Find and copy each line of the records where the string "rank" shows up.

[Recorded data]
:::::
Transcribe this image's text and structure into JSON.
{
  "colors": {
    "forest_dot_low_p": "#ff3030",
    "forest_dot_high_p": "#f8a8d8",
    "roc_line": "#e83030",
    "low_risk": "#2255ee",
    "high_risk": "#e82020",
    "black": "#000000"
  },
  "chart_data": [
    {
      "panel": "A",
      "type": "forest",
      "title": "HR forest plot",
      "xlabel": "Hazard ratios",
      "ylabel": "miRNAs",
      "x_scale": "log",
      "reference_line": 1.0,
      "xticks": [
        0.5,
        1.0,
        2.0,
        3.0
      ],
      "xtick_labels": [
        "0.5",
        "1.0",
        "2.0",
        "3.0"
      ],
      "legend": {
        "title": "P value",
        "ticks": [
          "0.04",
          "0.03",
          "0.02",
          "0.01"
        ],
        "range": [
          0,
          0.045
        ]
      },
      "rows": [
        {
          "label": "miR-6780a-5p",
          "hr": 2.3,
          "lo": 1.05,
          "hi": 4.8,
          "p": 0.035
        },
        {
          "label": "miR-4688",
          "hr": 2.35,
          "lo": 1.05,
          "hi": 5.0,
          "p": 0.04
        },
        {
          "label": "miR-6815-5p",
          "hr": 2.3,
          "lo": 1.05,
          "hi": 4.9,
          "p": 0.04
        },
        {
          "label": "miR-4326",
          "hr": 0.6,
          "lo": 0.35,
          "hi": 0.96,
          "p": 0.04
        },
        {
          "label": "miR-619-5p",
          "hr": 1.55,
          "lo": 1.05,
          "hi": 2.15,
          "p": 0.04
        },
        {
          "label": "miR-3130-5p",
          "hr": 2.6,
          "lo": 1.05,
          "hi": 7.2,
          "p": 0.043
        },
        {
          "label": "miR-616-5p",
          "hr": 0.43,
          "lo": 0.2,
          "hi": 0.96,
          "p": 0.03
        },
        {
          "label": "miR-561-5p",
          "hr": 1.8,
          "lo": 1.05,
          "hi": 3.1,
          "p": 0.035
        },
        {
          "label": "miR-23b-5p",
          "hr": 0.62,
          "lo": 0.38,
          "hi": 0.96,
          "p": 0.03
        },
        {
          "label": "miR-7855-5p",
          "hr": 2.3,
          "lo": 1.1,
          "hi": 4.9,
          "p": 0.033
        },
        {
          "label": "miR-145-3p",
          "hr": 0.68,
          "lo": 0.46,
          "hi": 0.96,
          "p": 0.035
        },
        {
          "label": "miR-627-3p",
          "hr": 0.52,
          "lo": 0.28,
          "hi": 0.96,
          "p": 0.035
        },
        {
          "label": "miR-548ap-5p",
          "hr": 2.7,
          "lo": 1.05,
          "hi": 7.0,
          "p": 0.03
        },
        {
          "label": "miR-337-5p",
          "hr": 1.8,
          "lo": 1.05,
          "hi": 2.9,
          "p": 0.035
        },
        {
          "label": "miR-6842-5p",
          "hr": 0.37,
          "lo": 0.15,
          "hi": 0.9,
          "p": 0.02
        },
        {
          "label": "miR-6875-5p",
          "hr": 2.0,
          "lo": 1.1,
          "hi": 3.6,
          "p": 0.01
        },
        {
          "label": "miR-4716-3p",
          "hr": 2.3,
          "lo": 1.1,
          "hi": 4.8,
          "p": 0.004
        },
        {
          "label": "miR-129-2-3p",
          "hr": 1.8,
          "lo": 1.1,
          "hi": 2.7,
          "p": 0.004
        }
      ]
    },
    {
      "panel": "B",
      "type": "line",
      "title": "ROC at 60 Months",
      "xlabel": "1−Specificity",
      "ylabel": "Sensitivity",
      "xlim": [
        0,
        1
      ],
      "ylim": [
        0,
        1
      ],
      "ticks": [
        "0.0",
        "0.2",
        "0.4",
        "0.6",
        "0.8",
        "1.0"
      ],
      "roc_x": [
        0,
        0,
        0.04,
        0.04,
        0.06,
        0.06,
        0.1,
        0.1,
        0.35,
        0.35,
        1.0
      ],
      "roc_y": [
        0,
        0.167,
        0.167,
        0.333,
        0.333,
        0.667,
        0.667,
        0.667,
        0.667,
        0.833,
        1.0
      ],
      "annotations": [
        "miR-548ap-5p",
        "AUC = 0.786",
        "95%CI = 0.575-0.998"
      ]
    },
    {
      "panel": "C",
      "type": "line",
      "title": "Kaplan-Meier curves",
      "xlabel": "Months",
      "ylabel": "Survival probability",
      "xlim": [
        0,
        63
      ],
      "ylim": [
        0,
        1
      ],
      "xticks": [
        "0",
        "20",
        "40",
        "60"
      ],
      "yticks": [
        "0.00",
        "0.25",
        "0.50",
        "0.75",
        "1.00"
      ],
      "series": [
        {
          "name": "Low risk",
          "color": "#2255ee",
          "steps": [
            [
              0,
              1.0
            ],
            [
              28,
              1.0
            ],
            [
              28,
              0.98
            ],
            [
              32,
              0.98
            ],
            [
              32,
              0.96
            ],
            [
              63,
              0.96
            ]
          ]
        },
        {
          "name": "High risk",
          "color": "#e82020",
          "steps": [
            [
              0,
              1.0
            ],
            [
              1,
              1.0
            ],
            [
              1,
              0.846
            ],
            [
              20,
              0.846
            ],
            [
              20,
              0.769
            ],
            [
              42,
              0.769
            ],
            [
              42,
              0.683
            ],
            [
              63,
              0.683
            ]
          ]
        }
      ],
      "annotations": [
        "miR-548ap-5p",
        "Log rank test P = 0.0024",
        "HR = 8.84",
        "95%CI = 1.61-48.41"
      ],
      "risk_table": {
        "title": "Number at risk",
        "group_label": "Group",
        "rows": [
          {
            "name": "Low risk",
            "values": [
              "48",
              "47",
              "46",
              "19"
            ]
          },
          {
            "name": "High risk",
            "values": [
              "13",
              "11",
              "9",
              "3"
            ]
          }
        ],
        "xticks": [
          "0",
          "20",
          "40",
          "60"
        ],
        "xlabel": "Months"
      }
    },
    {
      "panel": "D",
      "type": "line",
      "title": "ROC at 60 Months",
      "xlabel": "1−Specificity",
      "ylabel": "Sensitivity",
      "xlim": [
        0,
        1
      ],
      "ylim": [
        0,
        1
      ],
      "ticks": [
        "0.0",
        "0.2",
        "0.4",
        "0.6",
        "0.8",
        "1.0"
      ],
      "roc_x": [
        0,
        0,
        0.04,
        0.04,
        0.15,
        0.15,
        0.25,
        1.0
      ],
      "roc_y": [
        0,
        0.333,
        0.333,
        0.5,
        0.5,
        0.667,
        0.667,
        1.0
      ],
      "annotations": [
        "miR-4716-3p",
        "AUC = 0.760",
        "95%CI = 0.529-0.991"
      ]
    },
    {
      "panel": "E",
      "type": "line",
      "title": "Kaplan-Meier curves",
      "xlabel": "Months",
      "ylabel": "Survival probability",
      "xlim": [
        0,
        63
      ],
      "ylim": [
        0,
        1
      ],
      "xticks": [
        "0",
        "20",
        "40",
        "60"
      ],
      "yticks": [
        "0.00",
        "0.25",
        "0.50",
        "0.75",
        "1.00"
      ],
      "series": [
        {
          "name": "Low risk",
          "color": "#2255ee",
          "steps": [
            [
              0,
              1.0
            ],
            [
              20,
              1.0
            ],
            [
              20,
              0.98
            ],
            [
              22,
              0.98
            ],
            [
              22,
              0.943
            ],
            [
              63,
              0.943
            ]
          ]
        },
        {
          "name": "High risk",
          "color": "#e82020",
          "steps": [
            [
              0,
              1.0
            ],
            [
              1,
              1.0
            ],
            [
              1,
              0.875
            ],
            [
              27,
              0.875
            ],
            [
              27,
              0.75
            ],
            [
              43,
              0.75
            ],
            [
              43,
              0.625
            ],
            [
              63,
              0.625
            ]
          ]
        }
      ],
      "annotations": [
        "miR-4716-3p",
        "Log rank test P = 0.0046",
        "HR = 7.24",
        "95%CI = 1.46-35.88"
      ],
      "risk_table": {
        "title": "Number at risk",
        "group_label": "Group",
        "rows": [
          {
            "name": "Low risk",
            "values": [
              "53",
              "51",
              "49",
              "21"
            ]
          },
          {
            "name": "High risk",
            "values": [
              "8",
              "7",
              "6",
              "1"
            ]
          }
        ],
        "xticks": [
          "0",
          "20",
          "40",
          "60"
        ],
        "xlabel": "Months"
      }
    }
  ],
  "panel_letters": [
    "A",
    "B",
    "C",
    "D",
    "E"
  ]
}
:::::
**Finished exercise:**
        "Log rank test P = 0.0024",
        "Log rank test P = 0.0046",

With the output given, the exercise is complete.